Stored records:
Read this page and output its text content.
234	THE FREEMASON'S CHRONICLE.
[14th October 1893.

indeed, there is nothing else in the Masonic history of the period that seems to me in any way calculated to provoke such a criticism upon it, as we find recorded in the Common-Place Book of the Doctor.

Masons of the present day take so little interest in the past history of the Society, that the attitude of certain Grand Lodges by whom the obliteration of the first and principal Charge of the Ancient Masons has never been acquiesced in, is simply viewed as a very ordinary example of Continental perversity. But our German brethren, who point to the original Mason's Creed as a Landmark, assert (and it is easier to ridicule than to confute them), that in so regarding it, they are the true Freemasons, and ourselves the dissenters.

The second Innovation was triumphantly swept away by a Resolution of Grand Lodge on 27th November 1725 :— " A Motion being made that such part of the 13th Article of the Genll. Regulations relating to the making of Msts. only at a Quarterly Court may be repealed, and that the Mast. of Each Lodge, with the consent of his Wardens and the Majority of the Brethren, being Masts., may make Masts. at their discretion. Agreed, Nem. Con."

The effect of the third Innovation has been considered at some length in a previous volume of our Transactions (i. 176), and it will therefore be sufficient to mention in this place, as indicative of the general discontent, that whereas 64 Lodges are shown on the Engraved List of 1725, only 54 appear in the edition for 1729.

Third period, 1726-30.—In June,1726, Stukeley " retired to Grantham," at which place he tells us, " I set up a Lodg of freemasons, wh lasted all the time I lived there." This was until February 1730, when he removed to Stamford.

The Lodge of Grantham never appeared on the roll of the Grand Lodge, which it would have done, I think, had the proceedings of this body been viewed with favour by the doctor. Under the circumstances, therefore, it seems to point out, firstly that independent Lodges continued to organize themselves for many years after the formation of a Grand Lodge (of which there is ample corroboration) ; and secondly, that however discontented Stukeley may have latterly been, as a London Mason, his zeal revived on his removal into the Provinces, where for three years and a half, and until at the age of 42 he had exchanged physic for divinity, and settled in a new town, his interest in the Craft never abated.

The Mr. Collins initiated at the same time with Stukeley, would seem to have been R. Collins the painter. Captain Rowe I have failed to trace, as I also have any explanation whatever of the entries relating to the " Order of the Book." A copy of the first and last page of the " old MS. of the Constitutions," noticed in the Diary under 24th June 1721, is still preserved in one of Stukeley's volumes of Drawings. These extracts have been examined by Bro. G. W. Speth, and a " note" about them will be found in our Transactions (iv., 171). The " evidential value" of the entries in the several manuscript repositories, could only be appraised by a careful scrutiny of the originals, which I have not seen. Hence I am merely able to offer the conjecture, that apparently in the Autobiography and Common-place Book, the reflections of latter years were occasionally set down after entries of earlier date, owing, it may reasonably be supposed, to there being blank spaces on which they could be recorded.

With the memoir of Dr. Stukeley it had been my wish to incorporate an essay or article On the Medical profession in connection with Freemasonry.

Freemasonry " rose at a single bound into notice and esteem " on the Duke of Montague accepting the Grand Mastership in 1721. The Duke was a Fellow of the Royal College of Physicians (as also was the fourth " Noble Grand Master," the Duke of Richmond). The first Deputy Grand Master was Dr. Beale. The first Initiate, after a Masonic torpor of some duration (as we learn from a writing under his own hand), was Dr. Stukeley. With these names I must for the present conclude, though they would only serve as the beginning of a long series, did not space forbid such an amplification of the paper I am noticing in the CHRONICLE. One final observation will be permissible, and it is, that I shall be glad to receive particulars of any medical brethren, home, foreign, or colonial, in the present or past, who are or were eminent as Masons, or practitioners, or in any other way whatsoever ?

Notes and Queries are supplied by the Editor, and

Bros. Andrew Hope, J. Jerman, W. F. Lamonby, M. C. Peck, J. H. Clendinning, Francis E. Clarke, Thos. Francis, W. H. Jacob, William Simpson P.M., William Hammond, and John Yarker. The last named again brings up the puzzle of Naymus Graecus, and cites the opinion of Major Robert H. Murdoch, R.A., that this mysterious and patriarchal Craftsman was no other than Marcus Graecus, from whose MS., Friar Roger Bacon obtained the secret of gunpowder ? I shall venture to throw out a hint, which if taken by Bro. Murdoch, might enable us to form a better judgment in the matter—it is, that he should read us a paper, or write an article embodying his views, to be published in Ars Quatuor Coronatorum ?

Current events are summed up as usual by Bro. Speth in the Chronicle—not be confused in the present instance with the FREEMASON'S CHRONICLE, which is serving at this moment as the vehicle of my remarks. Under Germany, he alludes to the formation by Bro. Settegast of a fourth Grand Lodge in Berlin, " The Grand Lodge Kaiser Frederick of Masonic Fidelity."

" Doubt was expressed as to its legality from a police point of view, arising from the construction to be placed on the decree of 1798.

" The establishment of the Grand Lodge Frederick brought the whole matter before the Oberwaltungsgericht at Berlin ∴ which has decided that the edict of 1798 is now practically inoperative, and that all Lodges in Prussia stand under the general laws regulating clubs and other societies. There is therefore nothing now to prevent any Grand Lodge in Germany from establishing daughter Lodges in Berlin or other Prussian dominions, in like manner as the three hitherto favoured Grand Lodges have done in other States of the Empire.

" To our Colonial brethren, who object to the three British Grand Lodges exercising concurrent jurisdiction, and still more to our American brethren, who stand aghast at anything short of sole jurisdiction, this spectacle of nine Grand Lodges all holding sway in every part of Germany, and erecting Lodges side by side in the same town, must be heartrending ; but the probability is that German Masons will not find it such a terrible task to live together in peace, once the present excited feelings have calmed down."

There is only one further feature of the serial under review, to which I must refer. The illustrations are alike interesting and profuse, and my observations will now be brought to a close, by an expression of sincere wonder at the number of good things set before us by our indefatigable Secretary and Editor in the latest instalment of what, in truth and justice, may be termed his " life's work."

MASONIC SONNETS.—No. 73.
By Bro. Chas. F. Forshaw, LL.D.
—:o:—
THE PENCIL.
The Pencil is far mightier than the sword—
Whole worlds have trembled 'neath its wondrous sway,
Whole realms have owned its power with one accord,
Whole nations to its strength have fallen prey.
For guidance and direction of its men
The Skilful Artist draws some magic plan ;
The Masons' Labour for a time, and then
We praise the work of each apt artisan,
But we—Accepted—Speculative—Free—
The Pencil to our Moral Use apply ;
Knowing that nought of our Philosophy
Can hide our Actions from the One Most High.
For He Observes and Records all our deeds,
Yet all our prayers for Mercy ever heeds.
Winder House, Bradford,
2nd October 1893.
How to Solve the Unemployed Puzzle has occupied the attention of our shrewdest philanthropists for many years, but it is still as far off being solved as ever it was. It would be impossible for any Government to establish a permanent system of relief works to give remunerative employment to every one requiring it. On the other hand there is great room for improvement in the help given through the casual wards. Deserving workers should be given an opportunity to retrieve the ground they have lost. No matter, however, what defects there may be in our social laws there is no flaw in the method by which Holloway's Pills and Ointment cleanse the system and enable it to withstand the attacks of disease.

TASK REQUIREMENTS:
Every entry should be printed again exactly as written.

TASK RESPONSE:
Read this page and output its text content.
234	THE FREEMASON'S CHRONICLE.
[14th October 1893.

indeed, there is nothing else in the Masonic history of the period that seems to me in any way calculated to provoke such a criticism upon it, as we find recorded in the Common-Place Book of the Doctor.

Masons of the present day take so little interest in the past history of the Society, that the attitude of certain Grand Lodges by whom the obliteration of the first and principal Charge of the Ancient Masons has never been acquiesced in, is simply viewed as a very ordinary example of Continental perversity. But our German brethren, who point to the original Mason's Creed as a Landmark, assert (and it is easier to ridicule than to confute them), that in so regarding it, they are the true Freemasons, and ourselves the dissenters.

The second Innovation was triumphantly swept away by a Resolution of Grand Lodge on 27th November 1725 :— " A Motion being made that such part of the 13th Article of the Genll. Regulations relating to the making of Msts. only at a Quarterly Court may be repealed, and that the Mast. of Each Lodge, with the consent of his Wardens and the Majority of the Brethren, being Masts., may make Masts. at their discretion. Agreed, Nem. Con."

The effect of the third Innovation has been considered at some length in a previous volume of our Transactions (i. 176), and it will therefore be sufficient to mention in this place, as indicative of the general discontent, that whereas 64 Lodges are shown on the Engraved List of 1725, only 54 appear in the edition for 1729.

Third period, 1726-30.—In June,1726, Stukeley " retired to Grantham," at which place he tells us, " I set up a Lodg of freemasons, wh lasted all the time I lived there." This was until February 1730, when he removed to Stamford.

The Lodge of Grantham never appeared on the roll of the Grand Lodge, which it would have done, I think, had the proceedings of this body been viewed with favour by the doctor. Under the circumstances, therefore, it seems to point out, firstly that independent Lodges continued to organize themselves for many years after the formation of a Grand Lodge (of which there is ample corroboration) ; and secondly, that however discontented Stukeley may have latterly been, as a London Mason, his zeal revived on his removal into the Provinces, where for three years and a half, and until at the age of 42 he had exchanged physic for divinity, and settled in a new town, his interest in the Craft never abated.

The Mr. Collins initiated at the same time with Stukeley, would seem to have been R. Collins the painter. Captain Rowe I have failed to trace, as I also have any explanation whatever of the entries relating to the " Order of the Book." A copy of the first and last page of the " old MS. of the Constitutions," noticed in the Diary under 24th June 1721, is still preserved in one of Stukeley's volumes of Drawings. These extracts have been examined by Bro. G. W. Speth, and a " note" about them will be found in our Transactions (iv., 171). The " evidential value" of the entries in the several manuscript repositories, could only be appraised by a careful scrutiny of the originals, which I have not seen. Hence I am merely able to offer the conjecture, that apparently in the Autobiography and Common-place Book, the reflections of latter years were occasionally set down after entries of earlier date, owing, it may reasonably be supposed, to there being blank spaces on which they could be recorded.

With the memoir of Dr. Stukeley it had been my wish to incorporate an essay or article On the Medical profession in connection with Freemasonry.

Freemasonry " rose at a single bound into notice and esteem " on the Duke of Montague accepting the Grand Mastership in 1721. The Duke was a Fellow of the Royal College of Physicians (as also was the fourth " Noble Grand Master," the Duke of Richmond). The first Deputy Grand Master was Dr. Beale. The first Initiate, after a Masonic torpor of some duration (as we learn from a writing under his own hand), was Dr. Stukeley. With these names I must for the present conclude, though they would only serve as the beginning of a long series, did not space forbid such an amplification of the paper I am noticing in the CHRONICLE. One final observation will be permissible, and it is, that I shall be glad to receive particulars of any medical brethren, home, foreign, or colonial, in the present or past, who are or were eminent as Masons, or practitioners, or in any other way whatsoever ?

Notes and Queries are supplied by the Editor, and

Bros. Andrew Hope, J. Jerman, W. F. Lamonby, M. C. Peck, J. H. Clendinning, Francis E. Clarke, Thos. Francis, W. H. Jacob, William Simpson P.M., William Hammond, and John Yarker. The last named again brings up the puzzle of Naymus Graecus, and cites the opinion of Major Robert H. Murdoch, R.A., that this mysterious and patriarchal Craftsman was no other than Marcus Graecus, from whose MS., Friar Roger Bacon obtained the secret of gunpowder ? I shall venture to throw out a hint, which if taken by Bro. Murdoch, might enable us to form a better judgment in the matter—it is, that he should read us a paper, or write an article embodying his views, to be published in Ars Quatuor Coronatorum ?

Current events are summed up as usual by Bro. Speth in the Chronicle—not be confused in the present instance with the FREEMASON'S CHRONICLE, which is serving at this moment as the vehicle of my remarks. Under Germany, he alludes to the formation by Bro. Settegast of a fourth Grand Lodge in Berlin, " The Grand Lodge Kaiser Frederick of Masonic Fidelity."

" Doubt was expressed as to its legality from a police point of view, arising from the construction to be placed on the decree of 1798.

" The establishment of the Grand Lodge Frederick brought the whole matter before the Oberwaltungsgericht at Berlin ∴ which has decided that the edict of 1798 is now practically inoperative, and that all Lodges in Prussia stand under the general laws regulating clubs and other societies. There is therefore nothing now to prevent any Grand Lodge in Germany from establishing daughter Lodges in Berlin or other Prussian dominions, in like manner as the three hitherto favoured Grand Lodges have done in other States of the Empire.

" To our Colonial brethren, who object to the three British Grand Lodges exercising concurrent jurisdiction, and still more to our American brethren, who stand aghast at anything short of sole jurisdiction, this spectacle of nine Grand Lodges all holding sway in every part of Germany, and erecting Lodges side by side in the same town, must be heartrending ; but the probability is that German Masons will not find it such a terrible task to live together in peace, once the present excited feelings have calmed down."

There is only one further feature of the serial under review, to which I must refer. The illustrations are alike interesting and profuse, and my observations will now be brought to a close, by an expression of sincere wonder at the number of good things set before us by our indefatigable Secretary and Editor in the latest instalment of what, in truth and justice, may be termed his " life's work."

MASONIC SONNETS.—No. 73.
By Bro. Chas. F. Forshaw, LL.D.
—:o:—
THE PENCIL.
The Pencil is far mightier than the sword—
Whole worlds have trembled 'neath its wondrous sway,
Whole realms have owned its power with one accord,
Whole nations to its strength have fallen prey.
For guidance and direction of its men
The Skilful Artist draws some magic plan ;
The Masons' Labour for a time, and then
We praise the work of each apt artisan,
But we—Accepted—Speculative—Free—
The Pencil to our Moral Use apply ;
Knowing that nought of our Philosophy
Can hide our Actions from the One Most High.
For He Observes and Records all our deeds,
Yet all our prayers for Mercy ever heeds.
Winder House, Bradford,
2nd October 1893.
How to Solve the Unemployed Puzzle has occupied the attention of our shrewdest philanthropists for many years, but it is still as far off being solved as ever it was. It would be impossible for any Government to establish a permanent system of relief works to give remunerative employment to every one requiring it. On the other hand there is great room for improvement in the help given through the casual wards. Deserving workers should be given an opportunity to retrieve the ground they have lost. No matter, however, what defects there may be in our social laws there is no flaw in the method by which Holloway's Pills and Ointment cleanse the system and enable it to withstand the attacks of disease.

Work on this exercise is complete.